=== TRY IT ===
Set every line of the listing down again, keeping it identical.

=== AVAILABLE RECORDS ===
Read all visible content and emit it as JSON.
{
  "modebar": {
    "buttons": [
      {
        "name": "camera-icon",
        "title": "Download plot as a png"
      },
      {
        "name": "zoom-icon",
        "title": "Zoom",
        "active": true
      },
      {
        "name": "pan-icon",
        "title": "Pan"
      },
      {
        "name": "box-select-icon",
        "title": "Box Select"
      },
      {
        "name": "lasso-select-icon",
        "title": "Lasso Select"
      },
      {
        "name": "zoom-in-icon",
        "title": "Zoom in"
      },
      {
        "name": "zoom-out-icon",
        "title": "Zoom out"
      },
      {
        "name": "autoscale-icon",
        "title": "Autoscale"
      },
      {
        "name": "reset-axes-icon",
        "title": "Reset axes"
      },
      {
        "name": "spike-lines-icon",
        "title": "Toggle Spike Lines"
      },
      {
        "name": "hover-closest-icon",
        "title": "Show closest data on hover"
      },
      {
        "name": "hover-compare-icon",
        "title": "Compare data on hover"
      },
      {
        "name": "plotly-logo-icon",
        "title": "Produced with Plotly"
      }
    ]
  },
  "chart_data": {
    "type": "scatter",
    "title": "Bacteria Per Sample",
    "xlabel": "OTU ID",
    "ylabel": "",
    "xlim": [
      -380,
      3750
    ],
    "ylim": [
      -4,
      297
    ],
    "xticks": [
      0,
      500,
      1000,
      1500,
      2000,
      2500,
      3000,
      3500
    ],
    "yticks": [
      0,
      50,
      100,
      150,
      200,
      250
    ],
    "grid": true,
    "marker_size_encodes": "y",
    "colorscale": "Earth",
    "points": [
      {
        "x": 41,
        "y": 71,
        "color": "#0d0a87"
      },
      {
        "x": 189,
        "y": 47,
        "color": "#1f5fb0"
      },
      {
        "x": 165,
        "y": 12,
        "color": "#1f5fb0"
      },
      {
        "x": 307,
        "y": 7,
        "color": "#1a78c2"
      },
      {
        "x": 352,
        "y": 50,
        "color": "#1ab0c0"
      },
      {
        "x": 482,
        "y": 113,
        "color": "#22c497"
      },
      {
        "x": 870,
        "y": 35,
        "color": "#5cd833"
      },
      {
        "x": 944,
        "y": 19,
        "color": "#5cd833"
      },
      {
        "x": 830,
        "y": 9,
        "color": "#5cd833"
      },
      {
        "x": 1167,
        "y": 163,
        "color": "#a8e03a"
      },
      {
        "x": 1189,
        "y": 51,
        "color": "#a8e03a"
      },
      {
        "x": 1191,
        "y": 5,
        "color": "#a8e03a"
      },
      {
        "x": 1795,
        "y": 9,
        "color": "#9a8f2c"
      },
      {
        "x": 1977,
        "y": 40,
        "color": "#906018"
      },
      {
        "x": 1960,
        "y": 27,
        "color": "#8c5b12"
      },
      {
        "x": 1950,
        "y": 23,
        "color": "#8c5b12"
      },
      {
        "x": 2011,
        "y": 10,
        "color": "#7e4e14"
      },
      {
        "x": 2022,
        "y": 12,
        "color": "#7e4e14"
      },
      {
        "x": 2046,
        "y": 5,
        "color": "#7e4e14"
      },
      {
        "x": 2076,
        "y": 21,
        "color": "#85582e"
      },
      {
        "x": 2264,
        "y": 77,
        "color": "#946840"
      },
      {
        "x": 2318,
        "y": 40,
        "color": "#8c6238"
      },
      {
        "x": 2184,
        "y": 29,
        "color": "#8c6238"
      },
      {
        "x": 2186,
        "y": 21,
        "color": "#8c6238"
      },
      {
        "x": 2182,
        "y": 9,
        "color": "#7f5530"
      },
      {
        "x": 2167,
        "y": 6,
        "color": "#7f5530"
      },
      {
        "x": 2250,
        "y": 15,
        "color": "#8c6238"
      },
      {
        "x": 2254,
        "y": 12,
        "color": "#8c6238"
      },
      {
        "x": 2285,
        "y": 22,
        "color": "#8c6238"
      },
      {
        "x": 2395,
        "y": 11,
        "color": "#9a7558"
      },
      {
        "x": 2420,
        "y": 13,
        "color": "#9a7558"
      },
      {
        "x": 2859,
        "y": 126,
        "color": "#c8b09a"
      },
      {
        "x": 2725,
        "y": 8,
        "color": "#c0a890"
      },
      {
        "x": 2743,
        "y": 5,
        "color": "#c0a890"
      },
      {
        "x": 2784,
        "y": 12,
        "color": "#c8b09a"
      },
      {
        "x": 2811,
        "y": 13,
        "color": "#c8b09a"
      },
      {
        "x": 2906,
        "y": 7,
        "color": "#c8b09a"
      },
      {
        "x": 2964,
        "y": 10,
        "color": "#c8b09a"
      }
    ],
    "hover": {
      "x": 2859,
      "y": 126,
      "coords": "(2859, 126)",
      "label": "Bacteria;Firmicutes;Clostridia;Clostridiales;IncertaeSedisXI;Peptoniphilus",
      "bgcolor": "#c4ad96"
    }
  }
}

=== REPLY TO THE EXERCISE ===
Read all visible content and emit it as JSON.
{
  "modebar": {
    "buttons": [
      {
        "name": "camera-icon",
        "title": "Download plot as a png"
      },
      {
        "name": "zoom-icon",
        "title": "Zoom",
        "active": true
      },
      {
        "name": "pan-icon",
        "title": "Pan"
      },
      {
        "name": "box-select-icon",
        "title": "Box Select"
      },
      {
        "name": "lasso-select-icon",
        "title": "Lasso Select"
      },
      {
        "name": "zoom-in-icon",
        "title": "Zoom in"
      },
      {
        "name": "zoom-out-icon",
        "title": "Zoom out"
      },
      {
        "name": "autoscale-icon",
        "title": "Autoscale"
      },
      {
        "name": "reset-axes-icon",
        "title": "Reset axes"
      },
      {
        "name": "spike-lines-icon",
        "title": "Toggle Spike Lines"
      },
      {
        "name": "hover-closest-icon",
        "title": "Show closest data on hover"
      },
      {
        "name": "hover-compare-icon",
        "title": "Compare data on hover"
      },
      {
        "name": "plotly-logo-icon",
        "title": "Produced with Plotly"
      }
    ]
  },
  "chart_data": {
    "type": "scatter",
    "title": "Bacteria Per Sample",
    "xlabel": "OTU ID",
    "ylabel": "",
    "xlim": [
      -380,
      3750
    ],
    "ylim": [
      -4,
      297
    ],
    "xticks": [
      0,
      500,
      1000,
      1500,
      2000,
      2500,
      3000,
      3500
    ],
    "yticks": [
      0,
      50,
      100,
      150,
      200,
      250
    ],
    "grid": true,
    "marker_size_encodes": "y",
    "colorscale": "Earth",
    "points": [
      {
        "x": 41,
        "y": 71,
        "color": "#0d0a87"
      },
      {
        "x": 189,
        "y": 47,
        "color": "#1f5fb0"
      },
      {
        "x": 165,
        "y": 12,
        "color": "#1f5fb0"
      },
      {
        "x": 307,
        "y": 7,
        "color": "#1a78c2"
      },
      {
        "x": 352,
        "y": 50,
        "color": "#1ab0c0"
      },
      {
        "x": 482,
        "y": 113,
        "color": "#22c497"
      },
      {
        "x": 870,
        "y": 35,
        "color": "#5cd833"
      },
      {
        "x": 944,
        "y": 19,
        "color": "#5cd833"
      },
      {
        "x": 830,
        "y": 9,
        "color": "#5cd833"
      },
      {
        "x": 1167,
        "y": 163,
        "color": "#a8e03a"
      },
      {
        "x": 1189,
        "y": 51,
        "color": "#a8e03a"
      },
      {
        "x": 1191,
        "y": 5,
        "color": "#a8e03a"
      },
      {
        "x": 1795,
        "y": 9,
        "color": "#9a8f2c"
      },
      {
        "x": 1977,
        "y": 40,
        "color": "#906018"
      },
      {
        "x": 1960,
        "y": 27,
        "color": "#8c5b12"
      },
      {
        "x": 1950,
        "y": 23,
        "color": "#8c5b12"
      },
      {
        "x": 2011,
        "y": 10,
        "color": "#7e4e14"
      },
      {
        "x": 2022,
        "y": 12,
        "color": "#7e4e14"
      },
      {
        "x": 2046,
        "y": 5,
        "color": "#7e4e14"
      },
      {
        "x": 2076,
        "y": 21,
        "color": "#85582e"
      },
      {
        "x": 2264,
        "y": 77,
        "color": "#946840"
      },
      {
        "x": 2318,
        "y": 40,
        "color": "#8c6238"
      },
      {
        "x": 2184,
        "y": 29,
        "color": "#8c6238"
      },
      {
        "x": 2186,
        "y": 21,
        "color": "#8c6238"
      },
      {
        "x": 2182,
        "y": 9,
        "color": "#7f5530"
      },
      {
        "x": 2167,
        "y": 6,
        "color": "#7f5530"
      },
      {
        "x": 2250,
        "y": 15,
        "color": "#8c6238"
      },
      {
        "x": 2254,
        "y": 12,
        "color": "#8c6238"
      },
      {
        "x": 2285,
        "y": 22,
        "color": "#8c6238"
      },
      {
        "x": 2395,
        "y": 11,
        "color": "#9a7558"
      },
      {
        "x": 2420,
        "y": 13,
        "color": "#9a7558"
      },
      {
        "x": 2859,
        "y": 126,
        "color": "#c8b09a"
      },
      {
        "x": 2725,
        "y": 8,
        "color": "#c0a890"
      },
      {
        "x": 2743,
        "y": 5,
        "color": "#c0a890"
      },
      {
        "x": 2784,
        "y": 12,
        "color": "#c8b09a"
      },
      {
        "x": 2811,
        "y": 13,
        "color": "#c8b09a"
      },
      {
        "x": 2906,
        "y": 7,
        "color": "#c8b09a"
      },
      {
        "x": 2964,
        "y": 10,
        "color": "#c8b09a"
      }
    ],
    "hover": {
      "x": 2859,
      "y": 126,
      "coords": "(2859, 126)",
      "label": "Bacteria;Firmicutes;Clostridia;Clostridiales;IncertaeSedisXI;Peptoniphilus",
      "bgcolor": "#c4ad96"
    }
  }
}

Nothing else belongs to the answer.